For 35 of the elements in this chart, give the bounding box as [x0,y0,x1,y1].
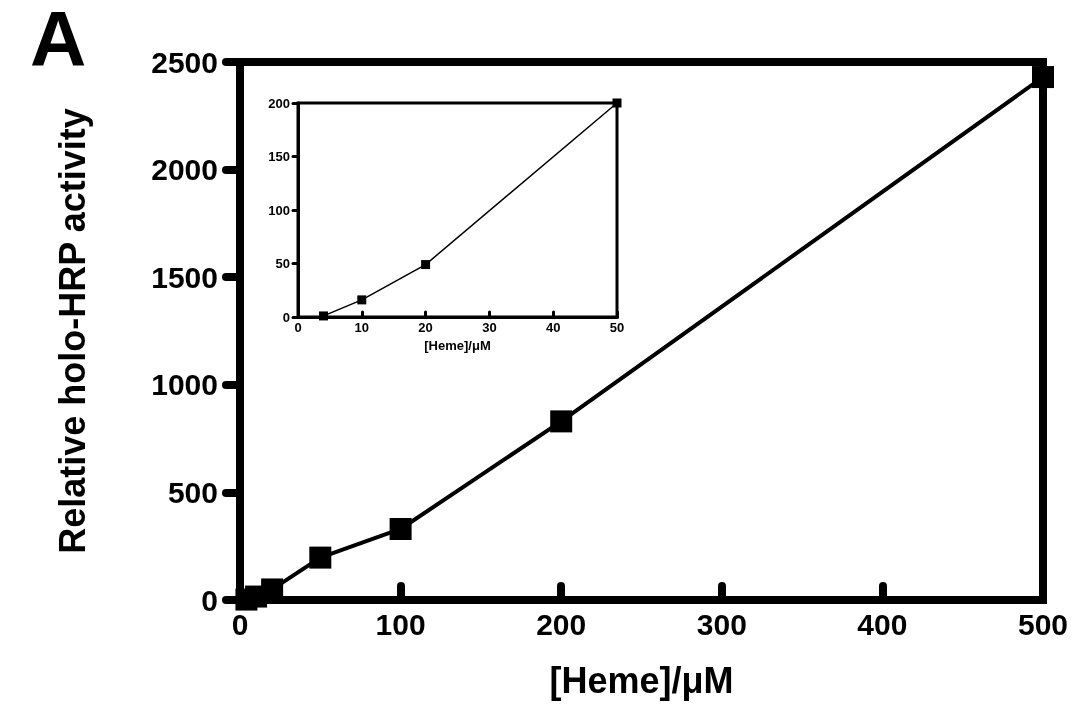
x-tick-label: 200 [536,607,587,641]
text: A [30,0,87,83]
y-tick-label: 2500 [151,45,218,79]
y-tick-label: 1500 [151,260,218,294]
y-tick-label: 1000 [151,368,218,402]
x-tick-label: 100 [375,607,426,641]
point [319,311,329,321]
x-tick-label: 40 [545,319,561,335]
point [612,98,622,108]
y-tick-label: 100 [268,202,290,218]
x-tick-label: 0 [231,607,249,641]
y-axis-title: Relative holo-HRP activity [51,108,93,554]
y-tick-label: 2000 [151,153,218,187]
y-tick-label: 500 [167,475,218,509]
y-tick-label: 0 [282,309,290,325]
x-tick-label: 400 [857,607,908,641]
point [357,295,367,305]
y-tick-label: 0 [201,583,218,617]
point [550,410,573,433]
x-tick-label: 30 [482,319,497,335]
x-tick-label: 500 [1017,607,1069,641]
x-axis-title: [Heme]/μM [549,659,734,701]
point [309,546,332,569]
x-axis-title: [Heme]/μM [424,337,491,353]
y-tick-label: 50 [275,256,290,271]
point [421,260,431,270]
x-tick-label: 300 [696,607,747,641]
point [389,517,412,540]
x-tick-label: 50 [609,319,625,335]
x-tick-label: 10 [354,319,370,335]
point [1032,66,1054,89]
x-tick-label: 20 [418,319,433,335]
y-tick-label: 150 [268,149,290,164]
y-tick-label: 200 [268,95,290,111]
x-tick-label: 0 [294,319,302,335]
☆ ☆ ☆ ☆
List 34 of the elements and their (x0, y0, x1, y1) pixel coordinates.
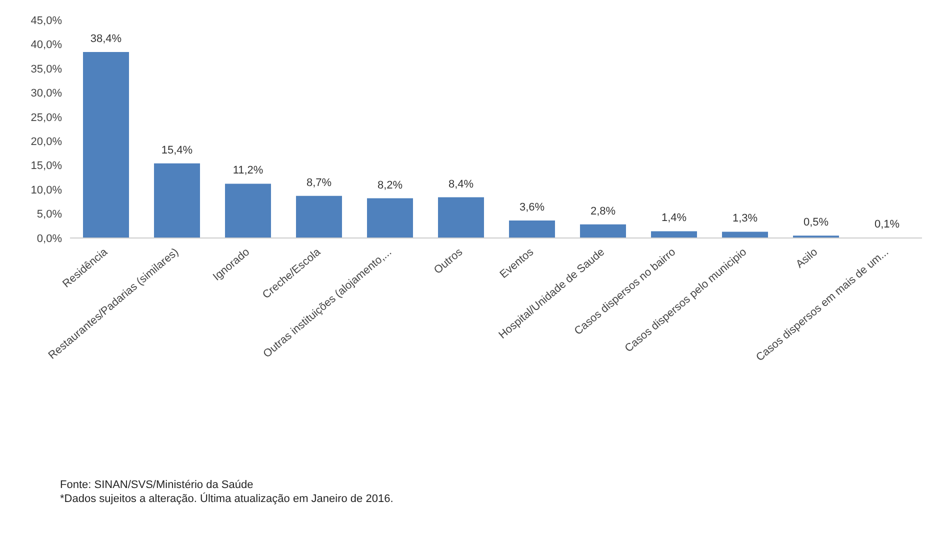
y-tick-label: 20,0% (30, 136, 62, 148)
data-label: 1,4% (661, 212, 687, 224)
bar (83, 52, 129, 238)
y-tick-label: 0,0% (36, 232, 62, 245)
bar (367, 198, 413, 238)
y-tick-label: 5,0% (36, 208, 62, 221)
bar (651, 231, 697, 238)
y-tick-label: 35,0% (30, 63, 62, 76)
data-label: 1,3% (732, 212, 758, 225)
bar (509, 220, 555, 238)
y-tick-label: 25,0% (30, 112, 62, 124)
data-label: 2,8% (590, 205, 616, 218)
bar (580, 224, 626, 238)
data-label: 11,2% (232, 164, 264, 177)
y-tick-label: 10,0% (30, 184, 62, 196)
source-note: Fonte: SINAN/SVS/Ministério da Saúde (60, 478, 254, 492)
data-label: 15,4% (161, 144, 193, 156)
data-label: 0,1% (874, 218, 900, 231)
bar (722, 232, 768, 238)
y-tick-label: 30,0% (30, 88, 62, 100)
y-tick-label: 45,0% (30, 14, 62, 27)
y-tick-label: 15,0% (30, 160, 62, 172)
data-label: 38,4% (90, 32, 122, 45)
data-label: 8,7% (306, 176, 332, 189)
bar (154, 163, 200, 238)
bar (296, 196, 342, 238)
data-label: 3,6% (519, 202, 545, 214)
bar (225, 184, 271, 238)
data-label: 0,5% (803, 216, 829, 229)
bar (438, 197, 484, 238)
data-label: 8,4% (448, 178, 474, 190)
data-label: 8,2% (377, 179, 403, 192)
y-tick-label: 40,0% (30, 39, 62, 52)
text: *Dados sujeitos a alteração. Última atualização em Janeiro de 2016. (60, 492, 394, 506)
☆ ☆ ☆ ☆
## Aim
Return, character for character, the entries starting with the line that contains "x-tick-label: 200 [536,607,587,641]" and continuing through the line that contains "x-tick-label: 500 [1017,607,1069,641]", with both of those lines included.

## The completed task
x-tick-label: 200 [536,607,587,641]
text: A [30,0,87,83]
y-tick-label: 2500 [151,45,218,79]
y-tick-label: 1500 [151,260,218,294]
y-tick-label: 1000 [151,368,218,402]
x-tick-label: 100 [375,607,426,641]
point [319,311,329,321]
x-tick-label: 40 [545,319,561,335]
point [612,98,622,108]
y-tick-label: 100 [268,202,290,218]
x-tick-label: 0 [231,607,249,641]
y-axis-title: Relative holo-HRP activity [51,108,93,554]
y-tick-label: 2000 [151,153,218,187]
y-tick-label: 500 [167,475,218,509]
y-tick-label: 0 [282,309,290,325]
x-tick-label: 400 [857,607,908,641]
point [357,295,367,305]
y-tick-label: 0 [201,583,218,617]
point [550,410,573,433]
x-tick-label: 30 [482,319,497,335]
x-tick-label: 500 [1017,607,1069,641]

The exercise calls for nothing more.